- **PROBLEMS AND TASKS**:
(1) In the Illinois court order, who delivered the judgment of the court?
(2) Please write out the part of the Illinois court order that begins at the words "NOTICE: This order" and stops after "in the judgment.".

- **PASSAGE SHOWN**:
THE PEOPLE OF THE STATE OF ILLINOIS, Plaintiff-Appellee, v. ANTONIO NICHOLAS, Petitioner -Appellant.


NOTICE: This order was filed under Supreme Court Rule 23 and may not be cited as precedent by any party except in the limited circumstances allowed under Rule 23(e)(1).

Appeal from the Circuit Court of Cook County

91 CR 1637303

Honorable Matthew E. Coghlan, Judge Presiding.

PRESIDING JUSTICE PIERCE delivered the judgment of the court.
Justices Harris and Mikva concurred in the judgment.

ORDER

¶ 1 Held: The circuit court erred in granting the State's motion to dismiss petitioner's successive postconviction petition at the second stage.

¶ 2 Petitioner appeals from the circuit court's dismissal of his successive postconviction petition at the second stage and argues that the trial court erred in granting the State's motion to dismiss his petition because he has made a substantial showing of a constitutional violation that police detectives under the command of Jon Burge coerced his confession and that the State violated Brady v. Maryland, 373 U.S. 83 (1963). Petitioner argues that he is entitled to a third stage evidentiary hearing on his claim. For the following reasons, we affirm the court's dismissal

of petitioner's Brady claim and reverse the court's ruling that defendant failed to make a substantial showing of a constitutional violation with respect to his claim that his confession was involuntary and remand for a third stage evidentiary hearing.

¶ 3 BACKGROUND

¶ 4 A lengthy recitation of the facts of this case can be found in our order affirming petitioner's conviction, People v. Nicholas, No. 1-93-4215 (May 2, 1996) (unpublished order pursuant to Supreme Court Rule 23), and in our most recent opinion reversing the trial court's decision to deny petitioner leave to file his successive postconviction petition, People v. Nicholas, 2013 IL App (1st) 103202.

- **DATASET ENTRIES**:
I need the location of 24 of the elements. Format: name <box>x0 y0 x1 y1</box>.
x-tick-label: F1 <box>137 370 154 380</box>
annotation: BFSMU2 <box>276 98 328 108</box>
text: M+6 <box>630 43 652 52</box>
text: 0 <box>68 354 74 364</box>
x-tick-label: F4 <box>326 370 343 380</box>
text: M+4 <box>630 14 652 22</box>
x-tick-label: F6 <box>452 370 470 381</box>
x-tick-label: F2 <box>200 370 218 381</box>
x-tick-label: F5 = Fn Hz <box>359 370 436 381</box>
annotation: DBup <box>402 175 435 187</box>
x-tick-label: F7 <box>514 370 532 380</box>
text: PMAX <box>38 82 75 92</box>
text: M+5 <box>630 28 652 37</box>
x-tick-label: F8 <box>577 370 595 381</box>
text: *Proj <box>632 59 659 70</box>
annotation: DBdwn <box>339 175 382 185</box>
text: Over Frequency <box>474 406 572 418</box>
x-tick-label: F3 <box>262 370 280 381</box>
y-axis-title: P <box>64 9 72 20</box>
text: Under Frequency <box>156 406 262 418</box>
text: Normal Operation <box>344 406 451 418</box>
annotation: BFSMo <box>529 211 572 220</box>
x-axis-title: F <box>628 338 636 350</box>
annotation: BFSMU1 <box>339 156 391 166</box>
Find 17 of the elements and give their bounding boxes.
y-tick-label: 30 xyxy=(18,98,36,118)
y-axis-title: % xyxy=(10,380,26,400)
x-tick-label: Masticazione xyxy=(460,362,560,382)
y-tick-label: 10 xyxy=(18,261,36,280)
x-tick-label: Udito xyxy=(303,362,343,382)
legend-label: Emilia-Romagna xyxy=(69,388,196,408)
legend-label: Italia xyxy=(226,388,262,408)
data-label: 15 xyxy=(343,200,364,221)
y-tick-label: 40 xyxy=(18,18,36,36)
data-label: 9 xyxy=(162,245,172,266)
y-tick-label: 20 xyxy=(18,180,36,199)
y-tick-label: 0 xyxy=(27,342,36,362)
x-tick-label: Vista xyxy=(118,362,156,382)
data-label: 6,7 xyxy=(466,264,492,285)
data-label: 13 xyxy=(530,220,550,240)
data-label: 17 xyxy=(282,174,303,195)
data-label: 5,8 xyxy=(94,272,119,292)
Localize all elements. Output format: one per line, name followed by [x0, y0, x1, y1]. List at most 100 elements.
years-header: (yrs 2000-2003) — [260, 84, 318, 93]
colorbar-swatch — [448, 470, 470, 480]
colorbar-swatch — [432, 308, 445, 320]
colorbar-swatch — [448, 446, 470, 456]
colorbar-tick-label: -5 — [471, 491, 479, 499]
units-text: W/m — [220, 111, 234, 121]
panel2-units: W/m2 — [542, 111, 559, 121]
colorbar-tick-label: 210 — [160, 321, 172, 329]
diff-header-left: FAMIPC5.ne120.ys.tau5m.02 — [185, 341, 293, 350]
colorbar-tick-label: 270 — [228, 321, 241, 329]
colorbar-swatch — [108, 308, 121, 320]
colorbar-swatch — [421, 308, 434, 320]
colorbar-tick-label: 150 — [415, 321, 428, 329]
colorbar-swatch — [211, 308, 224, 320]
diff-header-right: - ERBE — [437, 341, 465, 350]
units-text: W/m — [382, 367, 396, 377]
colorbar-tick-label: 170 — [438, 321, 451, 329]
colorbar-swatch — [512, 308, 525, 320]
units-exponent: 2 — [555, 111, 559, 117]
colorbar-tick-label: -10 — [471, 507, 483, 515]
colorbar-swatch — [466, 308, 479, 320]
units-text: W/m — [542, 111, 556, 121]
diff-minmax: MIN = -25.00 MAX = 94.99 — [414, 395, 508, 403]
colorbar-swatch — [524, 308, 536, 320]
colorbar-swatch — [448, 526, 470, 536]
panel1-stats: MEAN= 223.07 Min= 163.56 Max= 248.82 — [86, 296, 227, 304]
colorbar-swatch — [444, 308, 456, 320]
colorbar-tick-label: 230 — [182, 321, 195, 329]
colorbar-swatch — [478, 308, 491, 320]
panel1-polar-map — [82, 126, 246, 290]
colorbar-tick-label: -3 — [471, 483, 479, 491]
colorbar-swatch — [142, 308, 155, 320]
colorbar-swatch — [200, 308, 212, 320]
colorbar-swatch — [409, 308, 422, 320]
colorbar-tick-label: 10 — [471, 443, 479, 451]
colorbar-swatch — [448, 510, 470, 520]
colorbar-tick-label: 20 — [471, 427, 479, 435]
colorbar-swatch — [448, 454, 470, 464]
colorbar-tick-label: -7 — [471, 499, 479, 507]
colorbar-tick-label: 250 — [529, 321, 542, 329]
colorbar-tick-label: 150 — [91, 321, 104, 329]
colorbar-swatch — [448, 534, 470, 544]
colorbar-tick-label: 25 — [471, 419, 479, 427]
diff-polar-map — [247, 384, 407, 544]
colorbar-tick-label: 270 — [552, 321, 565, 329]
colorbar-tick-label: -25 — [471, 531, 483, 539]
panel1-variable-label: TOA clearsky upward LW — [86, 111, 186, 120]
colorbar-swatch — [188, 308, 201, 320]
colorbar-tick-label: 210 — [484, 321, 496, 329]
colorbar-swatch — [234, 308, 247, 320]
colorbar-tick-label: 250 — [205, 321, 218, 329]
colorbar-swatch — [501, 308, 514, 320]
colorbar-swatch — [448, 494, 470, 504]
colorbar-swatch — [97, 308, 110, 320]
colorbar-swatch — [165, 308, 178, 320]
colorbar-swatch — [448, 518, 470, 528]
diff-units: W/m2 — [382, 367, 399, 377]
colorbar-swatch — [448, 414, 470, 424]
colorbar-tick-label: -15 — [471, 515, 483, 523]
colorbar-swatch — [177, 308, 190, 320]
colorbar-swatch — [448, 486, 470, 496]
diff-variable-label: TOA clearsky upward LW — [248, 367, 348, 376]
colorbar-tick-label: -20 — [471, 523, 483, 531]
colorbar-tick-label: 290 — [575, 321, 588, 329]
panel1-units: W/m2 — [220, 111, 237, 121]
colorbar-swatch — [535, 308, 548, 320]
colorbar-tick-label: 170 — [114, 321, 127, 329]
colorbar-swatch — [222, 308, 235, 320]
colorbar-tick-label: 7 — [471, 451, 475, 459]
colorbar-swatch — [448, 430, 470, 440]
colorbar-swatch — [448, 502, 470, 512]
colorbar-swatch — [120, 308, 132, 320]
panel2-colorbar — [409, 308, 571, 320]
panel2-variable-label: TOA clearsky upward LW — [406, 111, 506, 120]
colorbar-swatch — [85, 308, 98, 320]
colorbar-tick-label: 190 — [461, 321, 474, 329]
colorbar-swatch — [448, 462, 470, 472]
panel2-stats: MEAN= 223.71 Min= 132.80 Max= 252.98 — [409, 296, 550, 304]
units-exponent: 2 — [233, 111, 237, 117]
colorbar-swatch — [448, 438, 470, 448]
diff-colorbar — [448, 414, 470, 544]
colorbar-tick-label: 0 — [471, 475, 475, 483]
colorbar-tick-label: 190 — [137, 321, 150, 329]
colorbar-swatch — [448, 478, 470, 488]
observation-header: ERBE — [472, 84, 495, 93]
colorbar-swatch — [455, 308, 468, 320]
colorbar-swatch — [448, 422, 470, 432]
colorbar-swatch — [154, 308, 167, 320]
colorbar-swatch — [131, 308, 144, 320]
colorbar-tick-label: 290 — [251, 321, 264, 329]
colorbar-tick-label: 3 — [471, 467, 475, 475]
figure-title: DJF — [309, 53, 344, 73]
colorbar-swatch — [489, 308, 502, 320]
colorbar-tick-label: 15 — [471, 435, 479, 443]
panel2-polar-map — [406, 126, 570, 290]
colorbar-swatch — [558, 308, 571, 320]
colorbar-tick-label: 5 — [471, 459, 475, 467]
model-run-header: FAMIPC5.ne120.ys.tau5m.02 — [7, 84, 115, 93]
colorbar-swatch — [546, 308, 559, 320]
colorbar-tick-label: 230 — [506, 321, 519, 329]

- **EXERCISE SOLUTIONS**:
(1) Presiding Justice Pierce delivered the judgment of the court.

(2)
NOTICE: This order was filed under Supreme Court Rule 23 and may not be cited as precedent by any party except in the limited circumstances allowed under Rule 23(e)(1).

Appeal from the Circuit Court of Cook County

91 CR 1637303

Honorable Matthew E. Coghlan, Judge Presiding.

PRESIDING JUSTICE PIERCE delivered the judgment of the court.
Justices Harris and Mikva concurred in the judgment.